Article:
Taylor Jenkins Reid’s “The Seven Husbands of Evelyn Hugo” has been hanging around on my TBR list forever and a day. I picked it up a while back on Indie Bookstore Day while shopping Page One in Evanston, IL — I know from other TJR fans how much they love this book and while I had a few others of hers under my belt, for some reason I just hadn’t gotten to this yet.
And it’s the perfectly delicious kind of soapy Bravo story to break up a streak of heavy drama and dark dystopian reads.
Evelyn Hugo is cinema’s vampy It Girl from the late 1950s through to the 1980s — an actress that used both her brain, her body and her questionable ethics to get ahead, to endure and to succeed at finally embracing her true self, before taking one last shot at clearing her conscience in sharing her life story with a talented-yet-struggling writer.
That writer is Monique Grant, and while her story generally takes a backseat to Evelyn’s, it’s no less important in the overall narrative — that being the many forms love takes throughout our lives. Whether it’s familial, friendly or fiery, those relationships centered in commitment are at the forefront of “Evelyn Hugo.”

Items:
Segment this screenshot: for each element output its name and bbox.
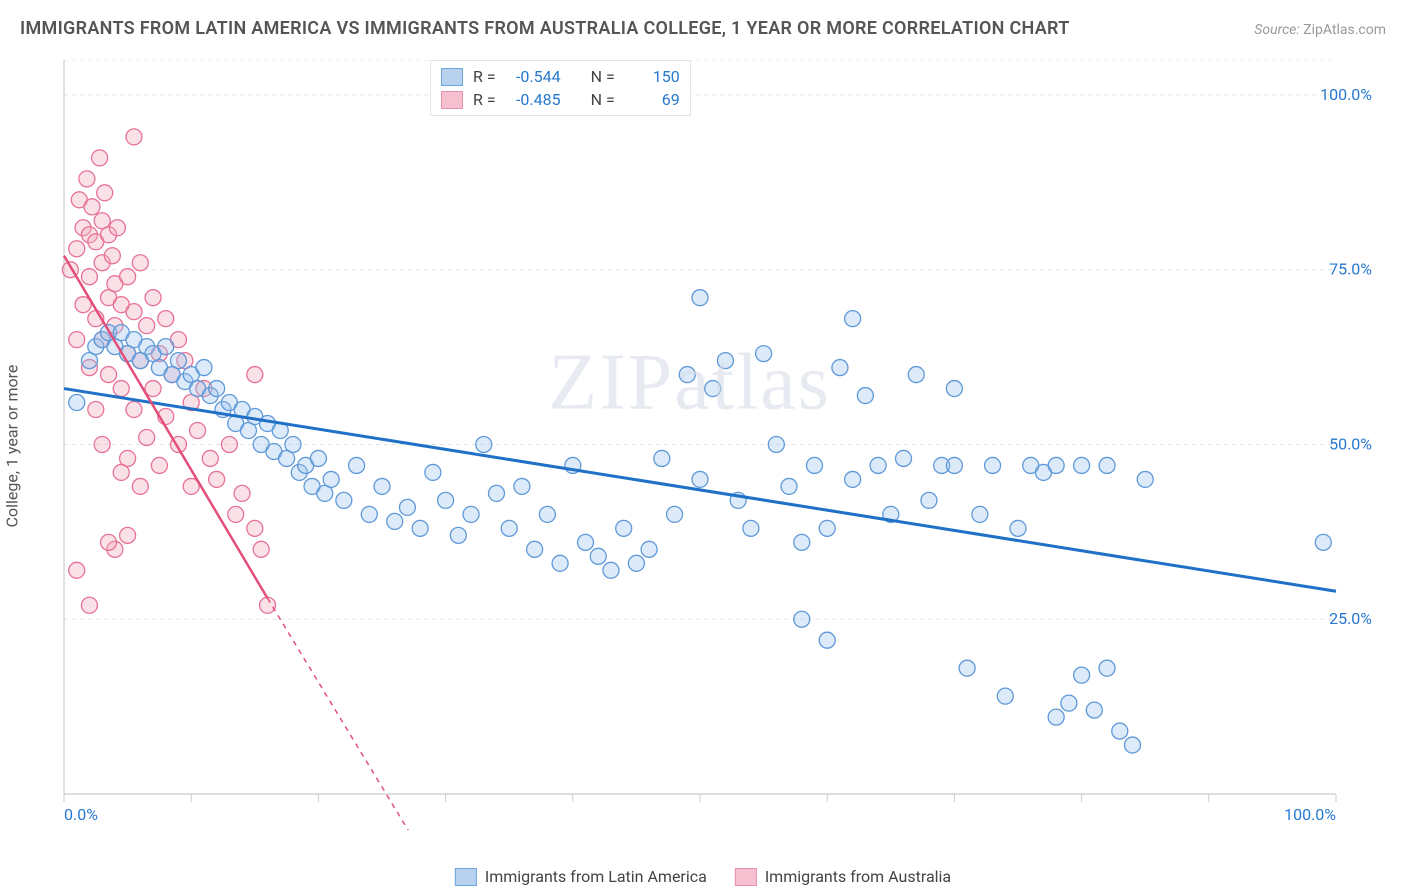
- stats-row-australia: R = -0.485 N = 69: [441, 88, 680, 111]
- y-axis-label: College, 1 year or more: [3, 365, 22, 528]
- chart-area: 25.0%50.0%75.0%100.0%0.0%100.0% ZIPatlas: [56, 60, 1376, 830]
- r-label: R =: [473, 90, 496, 109]
- n-label: N =: [591, 90, 615, 109]
- source-label: Source:: [1254, 22, 1299, 38]
- chart-title: IMMIGRANTS FROM LATIN AMERICA VS IMMIGRA…: [20, 18, 1070, 39]
- svg-text:0.0%: 0.0%: [64, 805, 98, 824]
- r-label: R =: [473, 67, 496, 86]
- source-attribution: Source: ZipAtlas.com: [1254, 22, 1386, 38]
- svg-text:25.0%: 25.0%: [1329, 609, 1372, 628]
- legend-label-latin: Immigrants from Latin America: [485, 867, 707, 886]
- svg-text:100.0%: 100.0%: [1284, 805, 1336, 824]
- n-value-australia: 69: [625, 90, 680, 109]
- swatch-australia: [735, 868, 757, 886]
- legend-item-latin: Immigrants from Latin America: [455, 867, 707, 886]
- scatter-chart-svg: 25.0% 50.0% 75.0% 100.0% 0.0% 100.0%: [56, 60, 1376, 830]
- swatch-latin: [455, 868, 477, 886]
- r-value-latin: -0.544: [506, 67, 561, 86]
- legend-label-australia: Immigrants from Australia: [765, 867, 951, 886]
- swatch-latin: [441, 68, 463, 86]
- n-label: N =: [591, 67, 615, 86]
- n-value-latin: 150: [625, 67, 680, 86]
- bottom-legend: Immigrants from Latin America Immigrants…: [455, 867, 951, 886]
- svg-text:50.0%: 50.0%: [1329, 434, 1372, 453]
- r-value-australia: -0.485: [506, 90, 561, 109]
- correlation-stats-box: R = -0.544 N = 150 R = -0.485 N = 69: [430, 60, 691, 116]
- svg-text:75.0%: 75.0%: [1329, 260, 1372, 279]
- stats-row-latin: R = -0.544 N = 150: [441, 65, 680, 88]
- swatch-australia: [441, 91, 463, 109]
- svg-text:100.0%: 100.0%: [1320, 85, 1372, 104]
- source-value: ZipAtlas.com: [1303, 22, 1386, 38]
- legend-item-australia: Immigrants from Australia: [735, 867, 951, 886]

Your task:
Reproduce everything in the book review from "Evelyn Hugo is" down to "a talented-yet-struggling writer.". Rely on the book review alone.

Exercise output:
Evelyn Hugo is cinema’s vampy It Girl from the late 1950s through to the 1980s — an actress that used both her brain, her body and her questionable ethics to get ahead, to endure and to succeed at finally embracing her true self, before taking one last shot at clearing her conscience in sharing her life story with a talented-yet-struggling writer.